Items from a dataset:
Begin
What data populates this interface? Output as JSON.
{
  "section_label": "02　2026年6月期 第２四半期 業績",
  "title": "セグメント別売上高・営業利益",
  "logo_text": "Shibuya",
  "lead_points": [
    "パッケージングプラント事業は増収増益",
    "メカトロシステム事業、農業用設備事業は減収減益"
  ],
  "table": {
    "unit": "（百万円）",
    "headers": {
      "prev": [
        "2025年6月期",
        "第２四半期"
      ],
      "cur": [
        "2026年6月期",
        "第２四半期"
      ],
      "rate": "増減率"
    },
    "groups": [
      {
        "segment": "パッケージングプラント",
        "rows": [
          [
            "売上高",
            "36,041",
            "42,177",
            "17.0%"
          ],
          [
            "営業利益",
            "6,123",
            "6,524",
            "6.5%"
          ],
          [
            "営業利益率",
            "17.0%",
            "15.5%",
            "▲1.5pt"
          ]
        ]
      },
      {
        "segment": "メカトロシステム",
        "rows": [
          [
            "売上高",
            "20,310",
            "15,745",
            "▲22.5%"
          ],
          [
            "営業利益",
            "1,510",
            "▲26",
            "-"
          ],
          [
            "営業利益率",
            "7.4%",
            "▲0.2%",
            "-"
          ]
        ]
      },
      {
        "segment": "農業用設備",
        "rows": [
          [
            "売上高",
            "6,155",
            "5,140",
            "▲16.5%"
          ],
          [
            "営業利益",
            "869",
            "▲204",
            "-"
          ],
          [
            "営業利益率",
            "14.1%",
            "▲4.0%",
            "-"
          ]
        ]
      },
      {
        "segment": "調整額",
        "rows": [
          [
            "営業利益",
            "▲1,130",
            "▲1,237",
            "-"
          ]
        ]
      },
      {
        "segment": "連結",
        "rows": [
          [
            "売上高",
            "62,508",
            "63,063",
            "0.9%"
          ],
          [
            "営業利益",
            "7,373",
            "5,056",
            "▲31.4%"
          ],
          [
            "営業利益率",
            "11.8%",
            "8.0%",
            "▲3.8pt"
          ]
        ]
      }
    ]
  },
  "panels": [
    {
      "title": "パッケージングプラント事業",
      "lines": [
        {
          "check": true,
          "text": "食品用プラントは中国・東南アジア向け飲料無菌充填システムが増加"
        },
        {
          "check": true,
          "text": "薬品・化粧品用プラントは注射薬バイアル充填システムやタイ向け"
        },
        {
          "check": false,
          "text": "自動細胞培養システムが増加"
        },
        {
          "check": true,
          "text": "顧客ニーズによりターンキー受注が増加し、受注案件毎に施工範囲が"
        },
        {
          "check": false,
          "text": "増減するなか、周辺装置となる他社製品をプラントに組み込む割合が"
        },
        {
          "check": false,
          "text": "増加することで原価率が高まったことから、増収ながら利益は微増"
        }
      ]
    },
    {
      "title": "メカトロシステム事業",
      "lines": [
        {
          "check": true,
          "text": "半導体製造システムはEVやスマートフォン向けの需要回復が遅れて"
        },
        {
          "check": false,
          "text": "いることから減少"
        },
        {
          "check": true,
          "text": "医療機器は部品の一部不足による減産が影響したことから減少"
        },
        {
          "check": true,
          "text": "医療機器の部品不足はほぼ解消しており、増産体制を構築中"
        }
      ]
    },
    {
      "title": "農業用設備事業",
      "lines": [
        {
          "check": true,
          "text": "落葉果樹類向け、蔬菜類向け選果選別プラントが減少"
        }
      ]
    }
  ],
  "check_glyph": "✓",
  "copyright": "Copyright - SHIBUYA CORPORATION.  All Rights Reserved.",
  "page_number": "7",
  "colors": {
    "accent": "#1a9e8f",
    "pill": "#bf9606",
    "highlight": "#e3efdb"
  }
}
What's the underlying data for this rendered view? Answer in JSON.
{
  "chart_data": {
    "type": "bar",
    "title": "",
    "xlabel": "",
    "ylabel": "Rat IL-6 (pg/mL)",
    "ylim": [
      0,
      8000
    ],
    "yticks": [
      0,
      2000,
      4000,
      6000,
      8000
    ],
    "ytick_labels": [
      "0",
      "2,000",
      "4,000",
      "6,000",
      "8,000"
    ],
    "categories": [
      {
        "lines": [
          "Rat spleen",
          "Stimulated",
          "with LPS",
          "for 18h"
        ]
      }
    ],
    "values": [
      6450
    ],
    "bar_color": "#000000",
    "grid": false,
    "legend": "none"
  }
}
End
* EXERCISE DIRECTIONS *
Copy out the full material exactly as it appears.

* ANSWER *
What data populates this interface? Output as JSON.
{
  "section_label": "02　2026年6月期 第２四半期 業績",
  "title": "セグメント別売上高・営業利益",
  "logo_text": "Shibuya",
  "lead_points": [
    "パッケージングプラント事業は増収増益",
    "メカトロシステム事業、農業用設備事業は減収減益"
  ],
  "table": {
    "unit": "（百万円）",
    "headers": {
      "prev": [
        "2025年6月期",
        "第２四半期"
      ],
      "cur": [
        "2026年6月期",
        "第２四半期"
      ],
      "rate": "増減率"
    },
    "groups": [
      {
        "segment": "パッケージングプラント",
        "rows": [
          [
            "売上高",
            "36,041",
            "42,177",
            "17.0%"
          ],
          [
            "営業利益",
            "6,123",
            "6,524",
            "6.5%"
          ],
          [
            "営業利益率",
            "17.0%",
            "15.5%",
            "▲1.5pt"
          ]
        ]
      },
      {
        "segment": "メカトロシステム",
        "rows": [
          [
            "売上高",
            "20,310",
            "15,745",
            "▲22.5%"
          ],
          [
            "営業利益",
            "1,510",
            "▲26",
            "-"
          ],
          [
            "営業利益率",
            "7.4%",
            "▲0.2%",
            "-"
          ]
        ]
      },
      {
        "segment": "農業用設備",
        "rows": [
          [
            "売上高",
            "6,155",
            "5,140",
            "▲16.5%"
          ],
          [
            "営業利益",
            "869",
            "▲204",
            "-"
          ],
          [
            "営業利益率",
            "14.1%",
            "▲4.0%",
            "-"
          ]
        ]
      },
      {
        "segment": "調整額",
        "rows": [
          [
            "営業利益",
            "▲1,130",
            "▲1,237",
            "-"
          ]
        ]
      },
      {
        "segment": "連結",
        "rows": [
          [
            "売上高",
            "62,508",
            "63,063",
            "0.9%"
          ],
          [
            "営業利益",
            "7,373",
            "5,056",
            "▲31.4%"
          ],
          [
            "営業利益率",
            "11.8%",
            "8.0%",
            "▲3.8pt"
          ]
        ]
      }
    ]
  },
  "panels": [
    {
      "title": "パッケージングプラント事業",
      "lines": [
        {
          "check": true,
          "text": "食品用プラントは中国・東南アジア向け飲料無菌充填システムが増加"
        },
        {
          "check": true,
          "text": "薬品・化粧品用プラントは注射薬バイアル充填システムやタイ向け"
        },
        {
          "check": false,
          "text": "自動細胞培養システムが増加"
        },
        {
          "check": true,
          "text": "顧客ニーズによりターンキー受注が増加し、受注案件毎に施工範囲が"
        },
        {
          "check": false,
          "text": "増減するなか、周辺装置となる他社製品をプラントに組み込む割合が"
        },
        {
          "check": false,
          "text": "増加することで原価率が高まったことから、増収ながら利益は微増"
        }
      ]
    },
    {
      "title": "メカトロシステム事業",
      "lines": [
        {
          "check": true,
          "text": "半導体製造システムはEVやスマートフォン向けの需要回復が遅れて"
        },
        {
          "check": false,
          "text": "いることから減少"
        },
        {
          "check": true,
          "text": "医療機器は部品の一部不足による減産が影響したことから減少"
        },
        {
          "check": true,
          "text": "医療機器の部品不足はほぼ解消しており、増産体制を構築中"
        }
      ]
    },
    {
      "title": "農業用設備事業",
      "lines": [
        {
          "check": true,
          "text": "落葉果樹類向け、蔬菜類向け選果選別プラントが減少"
        }
      ]
    }
  ],
  "check_glyph": "✓",
  "copyright": "Copyright - SHIBUYA CORPORATION.  All Rights Reserved.",
  "page_number": "7",
  "colors": {
    "accent": "#1a9e8f",
    "pill": "#bf9606",
    "highlight": "#e3efdb"
  }
}
What's the underlying data for this rendered view? Answer in JSON.
{
  "chart_data": {
    "type": "bar",
    "title": "",
    "xlabel": "",
    "ylabel": "Rat IL-6 (pg/mL)",
    "ylim": [
      0,
      8000
    ],
    "yticks": [
      0,
      2000,
      4000,
      6000,
      8000
    ],
    "ytick_labels": [
      "0",
      "2,000",
      "4,000",
      "6,000",
      "8,000"
    ],
    "categories": [
      {
        "lines": [
          "Rat spleen",
          "Stimulated",
          "with LPS",
          "for 18h"
        ]
      }
    ],
    "values": [
      6450
    ],
    "bar_color": "#000000",
    "grid": false,
    "legend": "none"
  }
}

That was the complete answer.